## Direction:
Tally how many lines of these entries hold the string "espresso". Return the number alone.
○ ○ ○ ○ ○ ○ ○
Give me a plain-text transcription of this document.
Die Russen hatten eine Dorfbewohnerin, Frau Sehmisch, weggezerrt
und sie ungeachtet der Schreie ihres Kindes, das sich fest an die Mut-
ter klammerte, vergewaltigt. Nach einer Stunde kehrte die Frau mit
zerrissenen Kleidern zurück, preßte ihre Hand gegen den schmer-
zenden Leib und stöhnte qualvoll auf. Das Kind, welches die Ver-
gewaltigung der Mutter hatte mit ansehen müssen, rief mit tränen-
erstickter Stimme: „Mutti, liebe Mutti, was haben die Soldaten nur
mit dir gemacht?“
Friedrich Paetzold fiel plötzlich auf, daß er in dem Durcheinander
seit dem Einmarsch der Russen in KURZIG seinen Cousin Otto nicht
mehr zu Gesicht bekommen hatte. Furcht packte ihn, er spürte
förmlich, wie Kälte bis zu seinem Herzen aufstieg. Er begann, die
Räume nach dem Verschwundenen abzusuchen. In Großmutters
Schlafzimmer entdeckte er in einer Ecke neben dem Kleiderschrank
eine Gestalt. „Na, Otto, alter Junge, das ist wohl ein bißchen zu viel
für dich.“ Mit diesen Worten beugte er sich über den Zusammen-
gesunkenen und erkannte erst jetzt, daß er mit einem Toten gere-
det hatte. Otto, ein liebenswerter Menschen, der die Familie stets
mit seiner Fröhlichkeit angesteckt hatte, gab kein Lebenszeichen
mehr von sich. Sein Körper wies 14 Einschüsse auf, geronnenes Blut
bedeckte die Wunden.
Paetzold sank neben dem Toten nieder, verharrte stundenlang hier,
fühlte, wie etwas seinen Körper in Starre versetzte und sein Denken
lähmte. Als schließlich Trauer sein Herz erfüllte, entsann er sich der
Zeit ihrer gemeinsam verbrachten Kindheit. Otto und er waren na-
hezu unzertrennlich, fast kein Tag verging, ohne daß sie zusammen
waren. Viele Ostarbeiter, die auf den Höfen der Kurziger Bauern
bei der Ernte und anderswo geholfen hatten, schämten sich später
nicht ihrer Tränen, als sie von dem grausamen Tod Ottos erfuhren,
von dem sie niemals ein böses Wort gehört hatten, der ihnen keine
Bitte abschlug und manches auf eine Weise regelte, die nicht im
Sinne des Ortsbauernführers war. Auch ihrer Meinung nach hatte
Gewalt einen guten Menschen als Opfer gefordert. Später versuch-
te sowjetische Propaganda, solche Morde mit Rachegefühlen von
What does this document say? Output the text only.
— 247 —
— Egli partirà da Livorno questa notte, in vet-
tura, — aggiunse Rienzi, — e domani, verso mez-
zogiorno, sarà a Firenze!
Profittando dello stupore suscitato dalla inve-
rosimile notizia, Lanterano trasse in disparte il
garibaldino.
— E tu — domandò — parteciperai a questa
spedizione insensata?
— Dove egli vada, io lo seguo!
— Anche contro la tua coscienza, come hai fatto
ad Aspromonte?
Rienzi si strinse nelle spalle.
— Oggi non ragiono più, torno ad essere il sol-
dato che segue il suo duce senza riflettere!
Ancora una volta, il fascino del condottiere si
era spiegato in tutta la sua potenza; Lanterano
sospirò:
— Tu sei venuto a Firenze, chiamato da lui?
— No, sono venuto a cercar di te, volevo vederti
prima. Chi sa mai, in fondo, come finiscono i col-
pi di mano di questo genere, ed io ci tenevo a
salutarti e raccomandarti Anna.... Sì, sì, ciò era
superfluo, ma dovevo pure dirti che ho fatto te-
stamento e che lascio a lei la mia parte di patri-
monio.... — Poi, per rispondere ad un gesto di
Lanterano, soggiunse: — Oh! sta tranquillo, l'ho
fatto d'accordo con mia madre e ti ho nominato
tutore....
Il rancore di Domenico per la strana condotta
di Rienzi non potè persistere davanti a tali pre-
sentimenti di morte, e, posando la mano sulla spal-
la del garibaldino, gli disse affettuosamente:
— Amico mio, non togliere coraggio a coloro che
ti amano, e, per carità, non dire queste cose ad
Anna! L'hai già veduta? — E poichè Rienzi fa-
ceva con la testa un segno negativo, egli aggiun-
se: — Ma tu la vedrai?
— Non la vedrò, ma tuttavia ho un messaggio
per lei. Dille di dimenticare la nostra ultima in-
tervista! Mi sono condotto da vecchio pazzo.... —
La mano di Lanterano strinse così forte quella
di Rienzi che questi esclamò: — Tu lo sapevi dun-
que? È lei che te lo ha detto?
○ ○ ○ ○ ○ ○ ○
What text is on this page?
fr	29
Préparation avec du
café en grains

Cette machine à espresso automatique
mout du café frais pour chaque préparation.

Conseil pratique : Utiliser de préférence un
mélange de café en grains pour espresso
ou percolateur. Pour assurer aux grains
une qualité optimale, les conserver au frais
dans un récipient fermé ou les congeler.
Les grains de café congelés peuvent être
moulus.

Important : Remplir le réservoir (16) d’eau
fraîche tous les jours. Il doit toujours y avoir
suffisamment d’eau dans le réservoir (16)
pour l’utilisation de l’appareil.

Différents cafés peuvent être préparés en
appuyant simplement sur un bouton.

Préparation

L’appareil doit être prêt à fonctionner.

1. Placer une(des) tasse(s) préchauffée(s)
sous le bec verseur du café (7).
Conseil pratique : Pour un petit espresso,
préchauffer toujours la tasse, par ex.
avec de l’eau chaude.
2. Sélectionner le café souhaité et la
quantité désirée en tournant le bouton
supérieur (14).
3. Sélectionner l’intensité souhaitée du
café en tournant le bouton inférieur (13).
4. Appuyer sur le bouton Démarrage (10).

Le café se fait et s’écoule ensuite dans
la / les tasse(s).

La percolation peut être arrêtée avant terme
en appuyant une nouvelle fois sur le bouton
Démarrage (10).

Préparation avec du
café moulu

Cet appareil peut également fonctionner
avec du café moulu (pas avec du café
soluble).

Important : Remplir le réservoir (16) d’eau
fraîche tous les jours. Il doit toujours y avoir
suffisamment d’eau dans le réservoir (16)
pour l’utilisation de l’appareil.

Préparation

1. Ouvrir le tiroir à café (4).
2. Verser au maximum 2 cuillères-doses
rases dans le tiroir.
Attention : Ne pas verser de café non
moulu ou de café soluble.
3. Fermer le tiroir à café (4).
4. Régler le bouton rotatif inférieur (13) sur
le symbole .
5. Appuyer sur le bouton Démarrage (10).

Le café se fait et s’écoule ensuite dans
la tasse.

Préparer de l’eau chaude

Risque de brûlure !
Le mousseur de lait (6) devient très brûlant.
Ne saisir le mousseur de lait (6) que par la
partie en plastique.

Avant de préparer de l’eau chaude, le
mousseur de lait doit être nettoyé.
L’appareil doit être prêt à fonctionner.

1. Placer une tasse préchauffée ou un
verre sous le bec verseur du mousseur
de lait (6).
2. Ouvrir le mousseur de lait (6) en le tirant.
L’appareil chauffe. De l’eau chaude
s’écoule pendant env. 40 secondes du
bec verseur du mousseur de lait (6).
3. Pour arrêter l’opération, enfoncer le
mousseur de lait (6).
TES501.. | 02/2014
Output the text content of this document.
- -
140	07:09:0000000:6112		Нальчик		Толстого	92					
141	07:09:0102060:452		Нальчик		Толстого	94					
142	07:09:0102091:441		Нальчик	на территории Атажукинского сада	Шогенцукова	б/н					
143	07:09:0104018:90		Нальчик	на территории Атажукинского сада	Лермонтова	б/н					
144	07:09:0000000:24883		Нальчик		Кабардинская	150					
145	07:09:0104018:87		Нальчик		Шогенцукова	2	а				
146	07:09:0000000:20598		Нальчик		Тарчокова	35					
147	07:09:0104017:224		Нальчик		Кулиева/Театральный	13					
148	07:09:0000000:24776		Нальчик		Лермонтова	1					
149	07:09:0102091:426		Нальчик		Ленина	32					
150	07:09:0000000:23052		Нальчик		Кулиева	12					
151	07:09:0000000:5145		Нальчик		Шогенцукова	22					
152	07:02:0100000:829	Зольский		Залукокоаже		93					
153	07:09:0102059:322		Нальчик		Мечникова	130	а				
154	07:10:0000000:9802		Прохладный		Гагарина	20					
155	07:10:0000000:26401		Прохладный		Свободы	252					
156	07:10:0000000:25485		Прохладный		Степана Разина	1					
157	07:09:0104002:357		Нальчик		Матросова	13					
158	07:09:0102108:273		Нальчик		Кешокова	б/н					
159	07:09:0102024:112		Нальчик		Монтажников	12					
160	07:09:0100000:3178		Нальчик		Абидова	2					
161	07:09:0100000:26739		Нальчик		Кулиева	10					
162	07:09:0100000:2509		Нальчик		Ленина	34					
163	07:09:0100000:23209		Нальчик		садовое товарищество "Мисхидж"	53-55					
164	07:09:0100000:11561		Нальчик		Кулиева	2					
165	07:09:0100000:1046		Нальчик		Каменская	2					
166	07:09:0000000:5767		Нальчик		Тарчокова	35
○ ○ ○ ○ ○ ○ ○
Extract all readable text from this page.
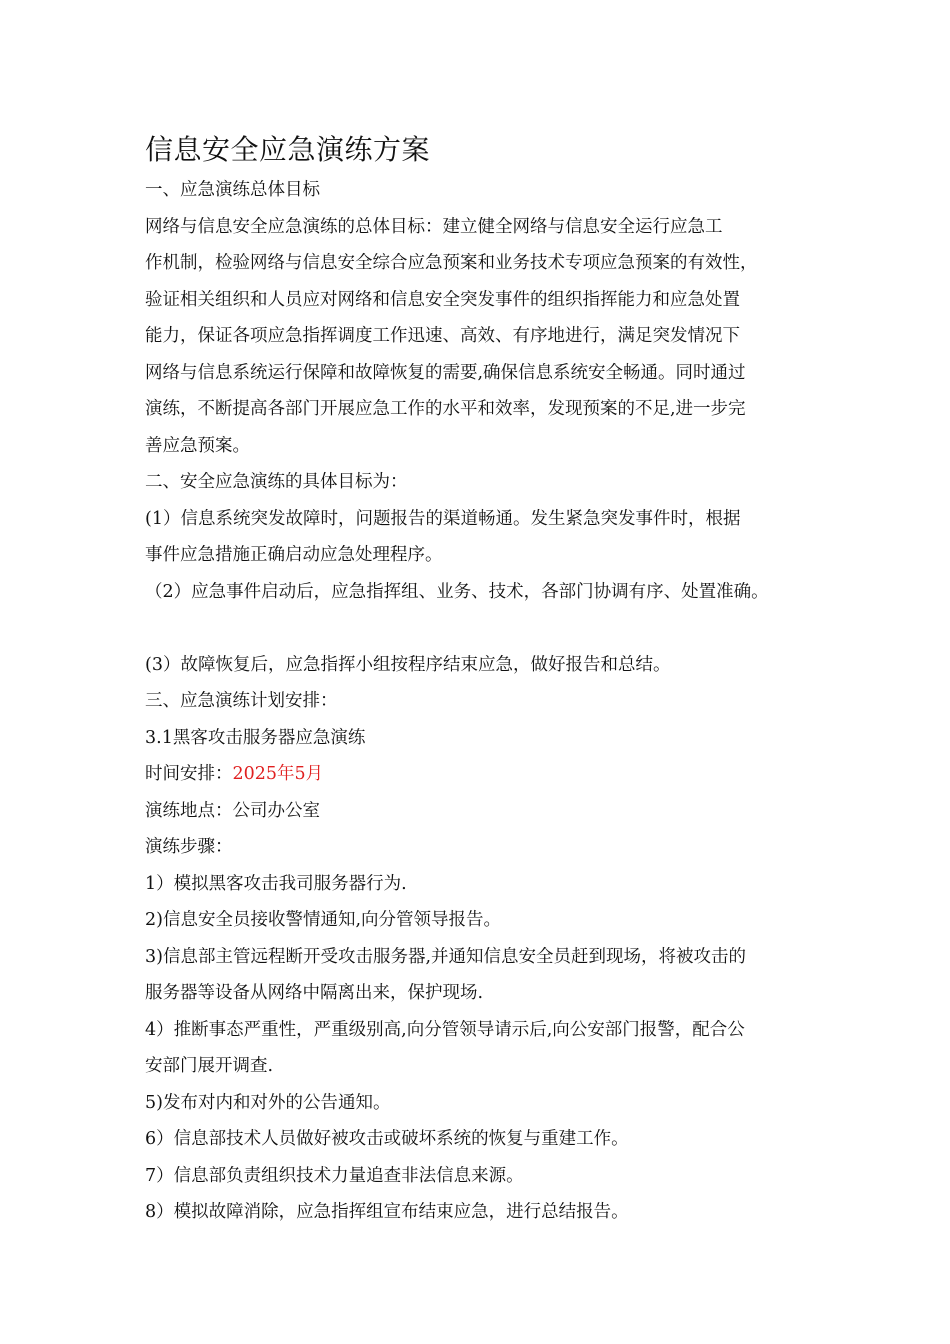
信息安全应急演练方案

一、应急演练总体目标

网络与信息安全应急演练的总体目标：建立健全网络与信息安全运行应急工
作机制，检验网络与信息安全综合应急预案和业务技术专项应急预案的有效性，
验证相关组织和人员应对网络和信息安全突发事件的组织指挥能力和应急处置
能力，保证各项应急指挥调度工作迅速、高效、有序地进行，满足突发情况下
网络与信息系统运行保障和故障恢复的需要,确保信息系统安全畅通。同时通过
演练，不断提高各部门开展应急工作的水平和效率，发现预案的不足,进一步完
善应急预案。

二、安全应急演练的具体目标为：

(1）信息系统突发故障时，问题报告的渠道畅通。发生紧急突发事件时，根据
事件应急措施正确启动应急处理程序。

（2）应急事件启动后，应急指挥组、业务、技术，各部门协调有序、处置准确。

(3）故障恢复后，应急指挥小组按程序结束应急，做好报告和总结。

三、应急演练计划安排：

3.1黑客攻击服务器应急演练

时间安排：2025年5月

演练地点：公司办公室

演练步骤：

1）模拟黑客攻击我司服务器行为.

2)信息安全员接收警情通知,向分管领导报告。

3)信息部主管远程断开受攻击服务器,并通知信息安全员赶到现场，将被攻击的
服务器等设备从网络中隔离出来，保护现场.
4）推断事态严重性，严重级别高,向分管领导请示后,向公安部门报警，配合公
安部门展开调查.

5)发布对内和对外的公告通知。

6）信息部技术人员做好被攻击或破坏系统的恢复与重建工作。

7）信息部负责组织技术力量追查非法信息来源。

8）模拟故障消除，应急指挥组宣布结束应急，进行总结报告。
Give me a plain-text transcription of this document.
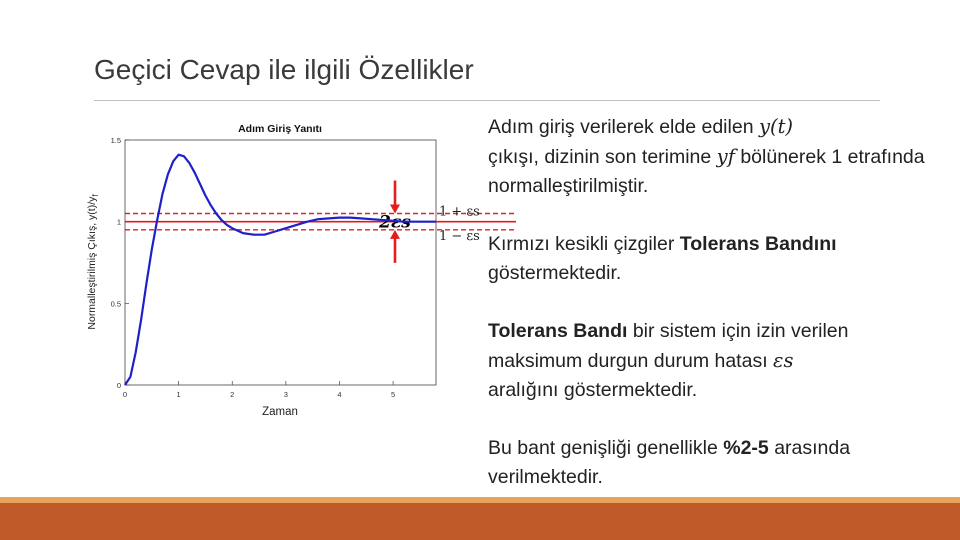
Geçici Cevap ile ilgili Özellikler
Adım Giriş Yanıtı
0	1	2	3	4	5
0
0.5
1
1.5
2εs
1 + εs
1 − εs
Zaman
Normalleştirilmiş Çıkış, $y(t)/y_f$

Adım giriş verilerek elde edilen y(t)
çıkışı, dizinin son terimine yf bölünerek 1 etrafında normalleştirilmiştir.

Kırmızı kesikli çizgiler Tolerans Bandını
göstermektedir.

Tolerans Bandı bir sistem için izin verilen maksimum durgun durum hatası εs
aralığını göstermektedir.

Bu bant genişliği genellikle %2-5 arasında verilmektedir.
○ ○ ○ ○ ○ ○ ○
## Full output:
3